Given problem: Copy out all the lines in the records that include the word "Zależy".
════
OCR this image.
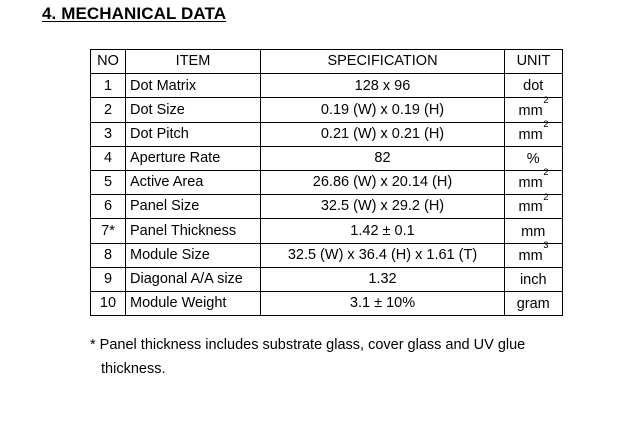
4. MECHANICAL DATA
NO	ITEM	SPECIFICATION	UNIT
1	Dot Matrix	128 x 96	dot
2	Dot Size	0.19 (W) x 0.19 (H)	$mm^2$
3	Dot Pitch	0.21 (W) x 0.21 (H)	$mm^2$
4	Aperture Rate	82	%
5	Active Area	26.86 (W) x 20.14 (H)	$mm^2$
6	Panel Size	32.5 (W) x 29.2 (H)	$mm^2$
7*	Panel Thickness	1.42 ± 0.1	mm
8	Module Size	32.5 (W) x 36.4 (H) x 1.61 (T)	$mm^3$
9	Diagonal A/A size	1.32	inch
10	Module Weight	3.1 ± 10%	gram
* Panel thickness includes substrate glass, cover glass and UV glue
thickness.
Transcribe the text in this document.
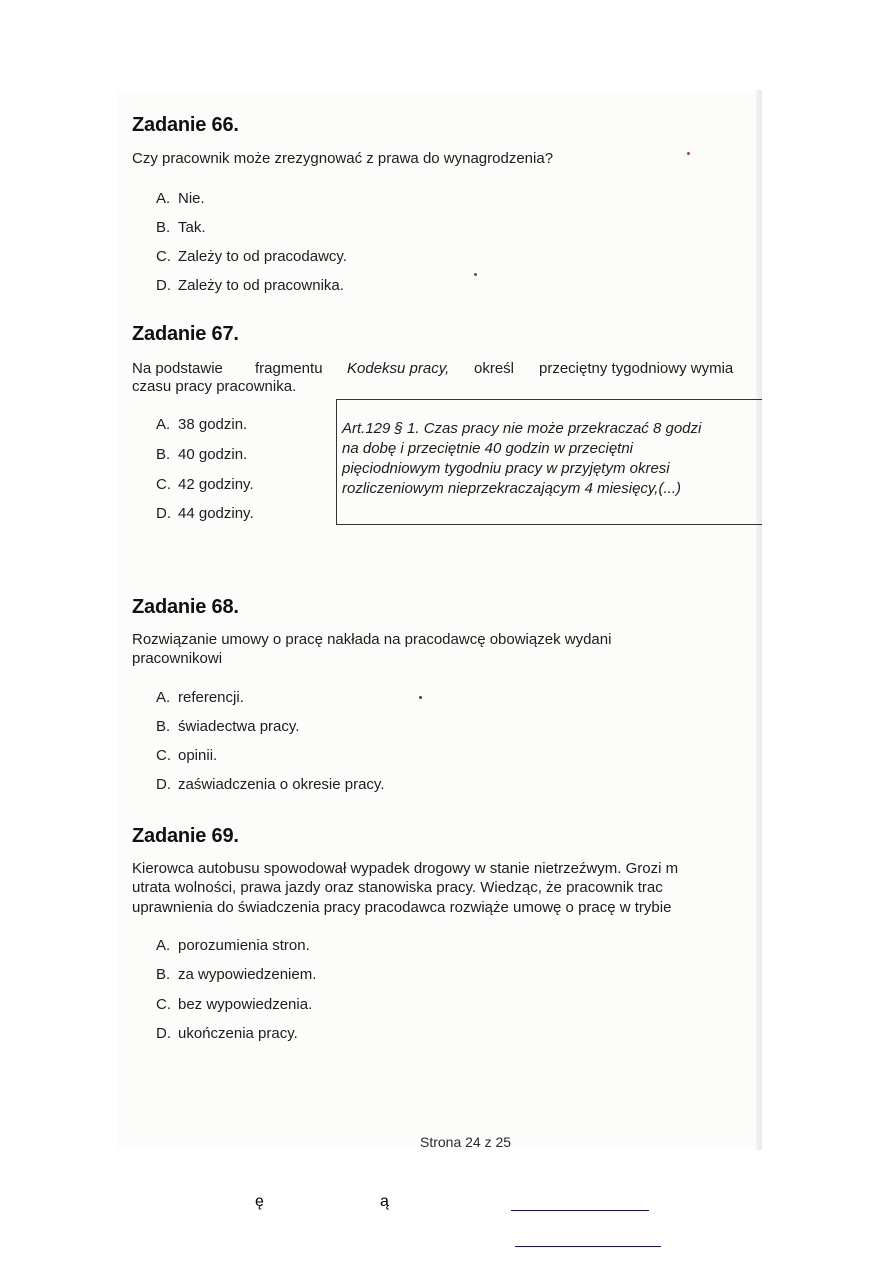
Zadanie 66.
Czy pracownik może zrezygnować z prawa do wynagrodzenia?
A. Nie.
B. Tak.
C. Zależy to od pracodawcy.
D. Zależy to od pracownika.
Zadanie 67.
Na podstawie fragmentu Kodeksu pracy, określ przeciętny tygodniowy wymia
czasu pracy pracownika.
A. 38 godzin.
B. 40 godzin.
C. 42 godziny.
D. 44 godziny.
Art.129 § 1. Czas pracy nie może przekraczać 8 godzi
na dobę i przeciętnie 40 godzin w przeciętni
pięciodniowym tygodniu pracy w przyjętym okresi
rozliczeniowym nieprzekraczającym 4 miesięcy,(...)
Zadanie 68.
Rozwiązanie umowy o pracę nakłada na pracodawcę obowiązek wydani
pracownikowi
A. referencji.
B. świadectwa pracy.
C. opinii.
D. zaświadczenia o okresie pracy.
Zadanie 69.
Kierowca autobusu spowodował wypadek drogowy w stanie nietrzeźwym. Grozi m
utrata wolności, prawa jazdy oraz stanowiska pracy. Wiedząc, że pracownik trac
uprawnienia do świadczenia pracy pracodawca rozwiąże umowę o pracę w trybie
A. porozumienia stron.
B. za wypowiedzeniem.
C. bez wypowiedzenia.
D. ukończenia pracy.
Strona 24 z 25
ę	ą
════
Answer to this exercise:
C. Zależy to od pracodawcy.
D. Zależy to od pracownika.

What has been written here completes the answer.